Please state the number of lines in the records below that contain the string "note", and nothing further.

╭─ DATA PROVIDED

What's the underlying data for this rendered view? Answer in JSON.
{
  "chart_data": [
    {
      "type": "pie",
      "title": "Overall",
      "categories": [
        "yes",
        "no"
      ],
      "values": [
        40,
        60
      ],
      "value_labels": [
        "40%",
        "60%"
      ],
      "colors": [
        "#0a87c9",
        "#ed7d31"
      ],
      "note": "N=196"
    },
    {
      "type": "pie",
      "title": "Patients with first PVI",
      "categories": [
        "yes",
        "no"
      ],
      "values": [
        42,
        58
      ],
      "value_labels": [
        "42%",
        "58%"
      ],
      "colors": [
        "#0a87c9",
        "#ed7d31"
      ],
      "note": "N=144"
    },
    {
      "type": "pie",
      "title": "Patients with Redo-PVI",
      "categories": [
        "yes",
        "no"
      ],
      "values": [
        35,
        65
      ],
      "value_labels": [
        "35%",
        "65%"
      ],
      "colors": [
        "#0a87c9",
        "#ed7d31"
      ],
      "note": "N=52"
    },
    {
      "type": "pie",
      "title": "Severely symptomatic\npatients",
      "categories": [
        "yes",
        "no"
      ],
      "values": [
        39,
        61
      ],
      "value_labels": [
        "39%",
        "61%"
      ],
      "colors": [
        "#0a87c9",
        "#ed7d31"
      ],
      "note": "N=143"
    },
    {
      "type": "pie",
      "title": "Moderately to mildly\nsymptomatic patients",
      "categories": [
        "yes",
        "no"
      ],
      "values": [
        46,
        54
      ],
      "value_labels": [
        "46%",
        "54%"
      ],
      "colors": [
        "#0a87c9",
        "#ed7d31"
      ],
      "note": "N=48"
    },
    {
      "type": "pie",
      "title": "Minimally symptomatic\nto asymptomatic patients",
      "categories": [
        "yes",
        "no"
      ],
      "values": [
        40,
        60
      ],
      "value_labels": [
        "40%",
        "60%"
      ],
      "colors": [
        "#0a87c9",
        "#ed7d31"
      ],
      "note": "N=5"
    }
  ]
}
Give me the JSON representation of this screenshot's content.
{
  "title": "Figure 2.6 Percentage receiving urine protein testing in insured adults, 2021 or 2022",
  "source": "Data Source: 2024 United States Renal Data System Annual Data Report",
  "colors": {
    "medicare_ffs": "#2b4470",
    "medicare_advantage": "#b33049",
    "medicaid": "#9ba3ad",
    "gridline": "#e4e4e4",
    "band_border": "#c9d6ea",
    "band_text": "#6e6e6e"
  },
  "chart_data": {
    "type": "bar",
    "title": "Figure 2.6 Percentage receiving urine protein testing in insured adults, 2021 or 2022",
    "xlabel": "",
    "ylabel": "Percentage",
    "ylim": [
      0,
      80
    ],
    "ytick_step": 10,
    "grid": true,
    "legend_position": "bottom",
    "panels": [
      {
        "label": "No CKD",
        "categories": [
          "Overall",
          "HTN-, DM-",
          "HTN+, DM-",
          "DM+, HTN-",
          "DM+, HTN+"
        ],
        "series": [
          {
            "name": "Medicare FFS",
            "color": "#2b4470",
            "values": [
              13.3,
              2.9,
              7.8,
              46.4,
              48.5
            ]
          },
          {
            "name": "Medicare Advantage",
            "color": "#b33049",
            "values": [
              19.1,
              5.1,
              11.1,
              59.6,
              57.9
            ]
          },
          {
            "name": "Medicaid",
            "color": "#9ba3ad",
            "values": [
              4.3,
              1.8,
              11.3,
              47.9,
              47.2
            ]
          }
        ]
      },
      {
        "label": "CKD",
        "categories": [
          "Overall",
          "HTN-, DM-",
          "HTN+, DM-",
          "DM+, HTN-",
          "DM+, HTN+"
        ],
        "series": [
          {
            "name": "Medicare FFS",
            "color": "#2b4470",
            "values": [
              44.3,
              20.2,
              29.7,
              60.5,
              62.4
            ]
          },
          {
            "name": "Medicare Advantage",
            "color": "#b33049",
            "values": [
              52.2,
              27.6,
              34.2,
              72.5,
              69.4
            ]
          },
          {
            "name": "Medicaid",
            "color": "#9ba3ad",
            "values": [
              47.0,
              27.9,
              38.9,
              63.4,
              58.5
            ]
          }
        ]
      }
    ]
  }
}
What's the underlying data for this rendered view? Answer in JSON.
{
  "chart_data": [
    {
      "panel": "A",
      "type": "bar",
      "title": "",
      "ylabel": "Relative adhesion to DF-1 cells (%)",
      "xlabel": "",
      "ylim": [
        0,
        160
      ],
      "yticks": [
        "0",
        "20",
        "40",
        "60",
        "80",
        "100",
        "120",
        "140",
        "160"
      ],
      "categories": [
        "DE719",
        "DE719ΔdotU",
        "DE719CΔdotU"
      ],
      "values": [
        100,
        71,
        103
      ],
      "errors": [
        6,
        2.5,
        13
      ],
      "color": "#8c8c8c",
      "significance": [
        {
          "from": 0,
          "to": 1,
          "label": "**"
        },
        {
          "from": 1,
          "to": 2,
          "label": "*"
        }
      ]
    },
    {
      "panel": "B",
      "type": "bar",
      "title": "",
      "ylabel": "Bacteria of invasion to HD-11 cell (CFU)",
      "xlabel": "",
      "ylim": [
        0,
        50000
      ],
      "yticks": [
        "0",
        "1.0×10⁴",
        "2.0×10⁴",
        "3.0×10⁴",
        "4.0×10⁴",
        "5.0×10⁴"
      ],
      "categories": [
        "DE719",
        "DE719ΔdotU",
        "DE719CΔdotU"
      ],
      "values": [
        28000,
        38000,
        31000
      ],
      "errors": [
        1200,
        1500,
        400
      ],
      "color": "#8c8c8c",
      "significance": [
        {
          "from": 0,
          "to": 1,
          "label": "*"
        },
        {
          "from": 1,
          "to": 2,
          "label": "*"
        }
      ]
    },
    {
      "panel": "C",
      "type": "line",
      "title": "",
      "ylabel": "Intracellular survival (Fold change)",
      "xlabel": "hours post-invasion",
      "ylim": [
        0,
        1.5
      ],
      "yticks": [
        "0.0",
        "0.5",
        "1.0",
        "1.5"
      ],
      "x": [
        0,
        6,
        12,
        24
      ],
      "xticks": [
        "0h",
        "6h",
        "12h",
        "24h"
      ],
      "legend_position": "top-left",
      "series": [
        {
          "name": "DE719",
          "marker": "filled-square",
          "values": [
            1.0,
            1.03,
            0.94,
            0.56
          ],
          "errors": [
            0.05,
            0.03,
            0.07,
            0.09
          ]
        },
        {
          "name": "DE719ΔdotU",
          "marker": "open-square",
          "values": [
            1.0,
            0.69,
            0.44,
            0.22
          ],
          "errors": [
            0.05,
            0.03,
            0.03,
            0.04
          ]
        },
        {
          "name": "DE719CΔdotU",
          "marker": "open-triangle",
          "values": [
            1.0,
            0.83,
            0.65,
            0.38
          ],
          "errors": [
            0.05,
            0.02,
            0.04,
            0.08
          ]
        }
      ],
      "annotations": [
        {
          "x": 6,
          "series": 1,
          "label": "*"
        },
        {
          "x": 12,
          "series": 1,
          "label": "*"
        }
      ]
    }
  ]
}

╰─

ANSWER:
6